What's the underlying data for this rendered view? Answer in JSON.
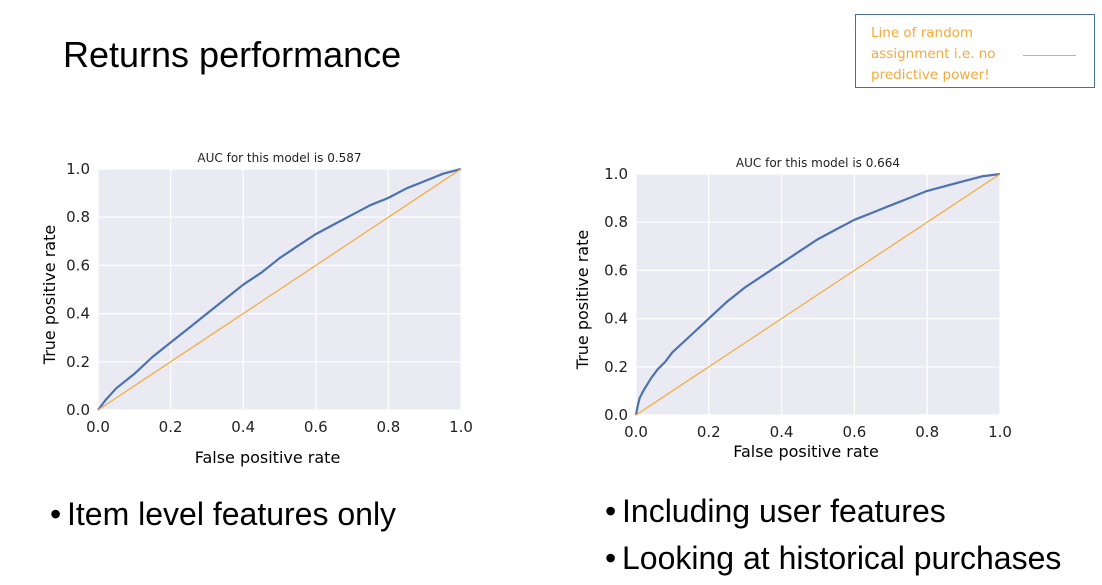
{
  "slide": {
    "title": "Returns performance",
    "legend": {
      "text": "Line of random assignment i.e. no predictive power!",
      "line_color": "#f4a93a"
    },
    "bullets_left": [
      "Item level features only"
    ],
    "bullets_right": [
      "Including user features",
      "Looking at historical purchases"
    ]
  },
  "colors": {
    "roc_curve": "#4c72b0",
    "random_line": "#f4a93a",
    "plot_background": "#eaeaf2",
    "grid": "#ffffff"
  },
  "chart_data": [
    {
      "type": "line",
      "title": "AUC for this model is 0.587",
      "xlabel": "False positive rate",
      "ylabel": "True positive rate",
      "xlim": [
        0,
        1
      ],
      "ylim": [
        0,
        1
      ],
      "xticks": [
        "0.0",
        "0.2",
        "0.4",
        "0.6",
        "0.8",
        "1.0"
      ],
      "yticks": [
        "0.0",
        "0.2",
        "0.4",
        "0.6",
        "0.8",
        "1.0"
      ],
      "grid": true,
      "series": [
        {
          "role": "roc",
          "x": [
            0,
            0.02,
            0.05,
            0.1,
            0.15,
            0.2,
            0.25,
            0.3,
            0.35,
            0.4,
            0.45,
            0.5,
            0.55,
            0.6,
            0.65,
            0.7,
            0.75,
            0.8,
            0.85,
            0.9,
            0.95,
            1.0
          ],
          "y": [
            0,
            0.04,
            0.09,
            0.15,
            0.22,
            0.28,
            0.34,
            0.4,
            0.46,
            0.52,
            0.57,
            0.63,
            0.68,
            0.73,
            0.77,
            0.81,
            0.85,
            0.88,
            0.92,
            0.95,
            0.98,
            1.0
          ]
        },
        {
          "role": "random",
          "x": [
            0,
            1
          ],
          "y": [
            0,
            1
          ]
        }
      ]
    },
    {
      "type": "line",
      "title": "AUC for this model is 0.664",
      "xlabel": "False positive rate",
      "ylabel": "True positive rate",
      "xlim": [
        0,
        1
      ],
      "ylim": [
        0,
        1
      ],
      "xticks": [
        "0.0",
        "0.2",
        "0.4",
        "0.6",
        "0.8",
        "1.0"
      ],
      "yticks": [
        "0.0",
        "0.2",
        "0.4",
        "0.6",
        "0.8",
        "1.0"
      ],
      "grid": true,
      "series": [
        {
          "role": "roc",
          "x": [
            0,
            0.005,
            0.01,
            0.02,
            0.04,
            0.06,
            0.08,
            0.1,
            0.15,
            0.2,
            0.25,
            0.3,
            0.35,
            0.4,
            0.45,
            0.5,
            0.55,
            0.6,
            0.65,
            0.7,
            0.75,
            0.8,
            0.85,
            0.9,
            0.95,
            1.0
          ],
          "y": [
            0,
            0.04,
            0.07,
            0.1,
            0.15,
            0.19,
            0.22,
            0.26,
            0.33,
            0.4,
            0.47,
            0.53,
            0.58,
            0.63,
            0.68,
            0.73,
            0.77,
            0.81,
            0.84,
            0.87,
            0.9,
            0.93,
            0.95,
            0.97,
            0.99,
            1.0
          ]
        },
        {
          "role": "random",
          "x": [
            0,
            1
          ],
          "y": [
            0,
            1
          ]
        }
      ]
    }
  ]
}
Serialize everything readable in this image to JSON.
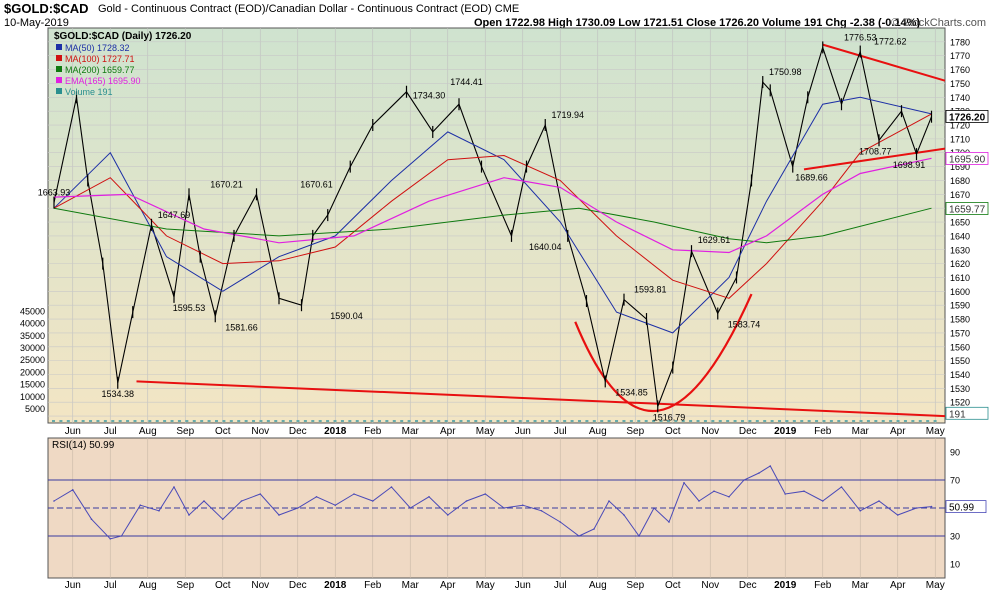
{
  "header": {
    "symbol": "$GOLD:$CAD",
    "description": "Gold - Continuous Contract (EOD)/Canadian Dollar - Continuous Contract (EOD) CME",
    "date": "10-May-2019",
    "ohlc": "Open 1722.98 High 1730.09 Low 1721.51 Close 1726.20 Volume 191 Chg -2.38 (-0.14%)",
    "brand": "© StockCharts.com"
  },
  "colors": {
    "bg_top": "#cfe3cf",
    "bg_bottom": "#f3e5c4",
    "price": "#000000",
    "ma50": "#1c2fa6",
    "ma100": "#d01010",
    "ma200": "#0f7a0f",
    "ema165": "#e020e0",
    "trendline": "#e81010",
    "rsi_line": "#4a4ab8",
    "rsi_bg": "#efd9c4"
  },
  "chart_data": [
    {
      "type": "line",
      "title": "$GOLD:$CAD (Daily) 1726.20",
      "x": [
        "Jun",
        "Jul",
        "Aug",
        "Sep",
        "Oct",
        "Nov",
        "Dec",
        "2018",
        "Feb",
        "Mar",
        "Apr",
        "May",
        "Jun",
        "Jul",
        "Aug",
        "Sep",
        "Oct",
        "Nov",
        "Dec",
        "2019",
        "Feb",
        "Mar",
        "Apr",
        "May"
      ],
      "ylim": [
        1505,
        1790
      ],
      "y_ticks": [
        1510,
        1520,
        1530,
        1540,
        1550,
        1560,
        1570,
        1580,
        1590,
        1600,
        1610,
        1620,
        1630,
        1640,
        1650,
        1660,
        1670,
        1680,
        1690,
        1700,
        1710,
        1720,
        1730,
        1740,
        1750,
        1760,
        1770,
        1780
      ],
      "volume_ticks": [
        "5000",
        "10000",
        "15000",
        "20000",
        "25000",
        "30000",
        "35000",
        "40000",
        "45000"
      ],
      "legend": [
        {
          "label": "$GOLD:$CAD (Daily) 1726.20",
          "color": "#000000"
        },
        {
          "label": "MA(50) 1728.32",
          "color": "#1c2fa6"
        },
        {
          "label": "MA(100) 1727.71",
          "color": "#d01010"
        },
        {
          "label": "MA(200) 1659.77",
          "color": "#0f7a0f"
        },
        {
          "label": "EMA(165) 1695.90",
          "color": "#e020e0"
        },
        {
          "label": "Volume 191",
          "color": "#2a8f8f"
        }
      ],
      "series": [
        {
          "name": "$GOLD:$CAD",
          "x": [
            0.0,
            0.6,
            0.9,
            1.3,
            1.7,
            2.1,
            2.6,
            3.2,
            3.6,
            3.9,
            4.3,
            4.8,
            5.4,
            6.0,
            6.6,
            6.9,
            7.3,
            7.9,
            8.5,
            9.4,
            10.1,
            10.8,
            11.4,
            12.2,
            12.6,
            13.1,
            13.7,
            14.2,
            14.7,
            15.2,
            15.8,
            16.1,
            16.5,
            17.0,
            17.7,
            18.2,
            18.6,
            18.9,
            19.1,
            19.7,
            20.1,
            20.5,
            21.0,
            21.5,
            22.0,
            22.6,
            23.0,
            23.4
          ],
          "values": [
            1664,
            1740,
            1680,
            1620,
            1534,
            1585,
            1648,
            1596,
            1670,
            1625,
            1582,
            1640,
            1670,
            1595,
            1590,
            1640,
            1655,
            1690,
            1720,
            1744,
            1715,
            1735,
            1690,
            1640,
            1690,
            1720,
            1640,
            1593,
            1535,
            1594,
            1580,
            1517,
            1545,
            1629,
            1584,
            1610,
            1680,
            1751,
            1745,
            1690,
            1740,
            1776,
            1735,
            1773,
            1709,
            1730,
            1699,
            1726
          ]
        },
        {
          "name": "MA(50)",
          "x": [
            0,
            1.5,
            3,
            4.5,
            6,
            7.5,
            9,
            10.5,
            12,
            13.5,
            15,
            16.5,
            18,
            19,
            20.5,
            21.5,
            23.4
          ],
          "values": [
            1660,
            1700,
            1625,
            1600,
            1625,
            1640,
            1680,
            1715,
            1695,
            1650,
            1585,
            1570,
            1610,
            1665,
            1735,
            1740,
            1728
          ]
        },
        {
          "name": "MA(100)",
          "x": [
            0,
            1.5,
            3,
            4.5,
            6,
            7.5,
            9,
            10.5,
            12,
            13.5,
            15,
            16.5,
            18,
            19,
            20.5,
            21.5,
            23.4
          ],
          "values": [
            1660,
            1682,
            1640,
            1620,
            1622,
            1632,
            1665,
            1695,
            1698,
            1680,
            1640,
            1608,
            1595,
            1620,
            1665,
            1700,
            1728
          ]
        },
        {
          "name": "MA(200)",
          "x": [
            0,
            3,
            6,
            9,
            12,
            14,
            16,
            18,
            19,
            20.5,
            23.4
          ],
          "values": [
            1660,
            1645,
            1640,
            1645,
            1655,
            1660,
            1650,
            1638,
            1635,
            1640,
            1660
          ]
        },
        {
          "name": "EMA(165)",
          "x": [
            0,
            2,
            4,
            6,
            8,
            10,
            12,
            13.5,
            15,
            16.5,
            18,
            19,
            20.5,
            21.5,
            23.4
          ],
          "values": [
            1668,
            1670,
            1645,
            1635,
            1640,
            1665,
            1682,
            1675,
            1650,
            1630,
            1628,
            1640,
            1670,
            1685,
            1696
          ]
        }
      ],
      "annotations": [
        "1663.93",
        "1647.69",
        "1595.53",
        "1534.38",
        "1670.21",
        "1581.66",
        "1670.61",
        "1590.04",
        "1734.30",
        "1744.41",
        "1640.04",
        "1719.94",
        "1593.81",
        "1534.85",
        "1516.79",
        "1629.61",
        "1583.74",
        "1750.98",
        "1689.66",
        "1776.53",
        "1772.62",
        "1708.77",
        "1698.91"
      ],
      "last_value_labels": [
        "1726.20",
        "1695.90",
        "1659.77",
        "191"
      ]
    },
    {
      "type": "line",
      "title": "RSI(14) 50.99",
      "ylim": [
        0,
        100
      ],
      "y_ticks": [
        10,
        30,
        50,
        70,
        90
      ],
      "reference_lines": [
        30,
        50,
        70
      ],
      "last_value_label": "50.99",
      "series": [
        {
          "name": "RSI(14)",
          "x": [
            0,
            0.5,
            1.0,
            1.5,
            1.8,
            2.3,
            2.8,
            3.2,
            3.6,
            4.0,
            4.5,
            5.0,
            5.5,
            6.0,
            6.5,
            7.0,
            7.5,
            8.0,
            8.5,
            9.0,
            9.5,
            10.0,
            10.5,
            11.0,
            11.5,
            12.0,
            12.5,
            13.0,
            13.5,
            14.0,
            14.4,
            14.8,
            15.2,
            15.6,
            16.0,
            16.4,
            16.8,
            17.2,
            17.6,
            18.0,
            18.4,
            18.8,
            19.1,
            19.5,
            20.0,
            20.5,
            21.0,
            21.5,
            22.0,
            22.5,
            23.0,
            23.4
          ],
          "values": [
            55,
            63,
            42,
            28,
            30,
            52,
            48,
            65,
            45,
            55,
            42,
            55,
            60,
            45,
            50,
            58,
            52,
            60,
            55,
            65,
            50,
            58,
            45,
            55,
            60,
            50,
            52,
            48,
            40,
            30,
            35,
            55,
            45,
            30,
            50,
            40,
            68,
            55,
            62,
            58,
            70,
            75,
            80,
            60,
            62,
            55,
            65,
            48,
            55,
            45,
            50,
            51
          ]
        }
      ]
    }
  ]
}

====================

* **The exercise**
Show the lines from the data above that contain the string "features".

* **Reply**
      "Item level features only"
      "Including user features",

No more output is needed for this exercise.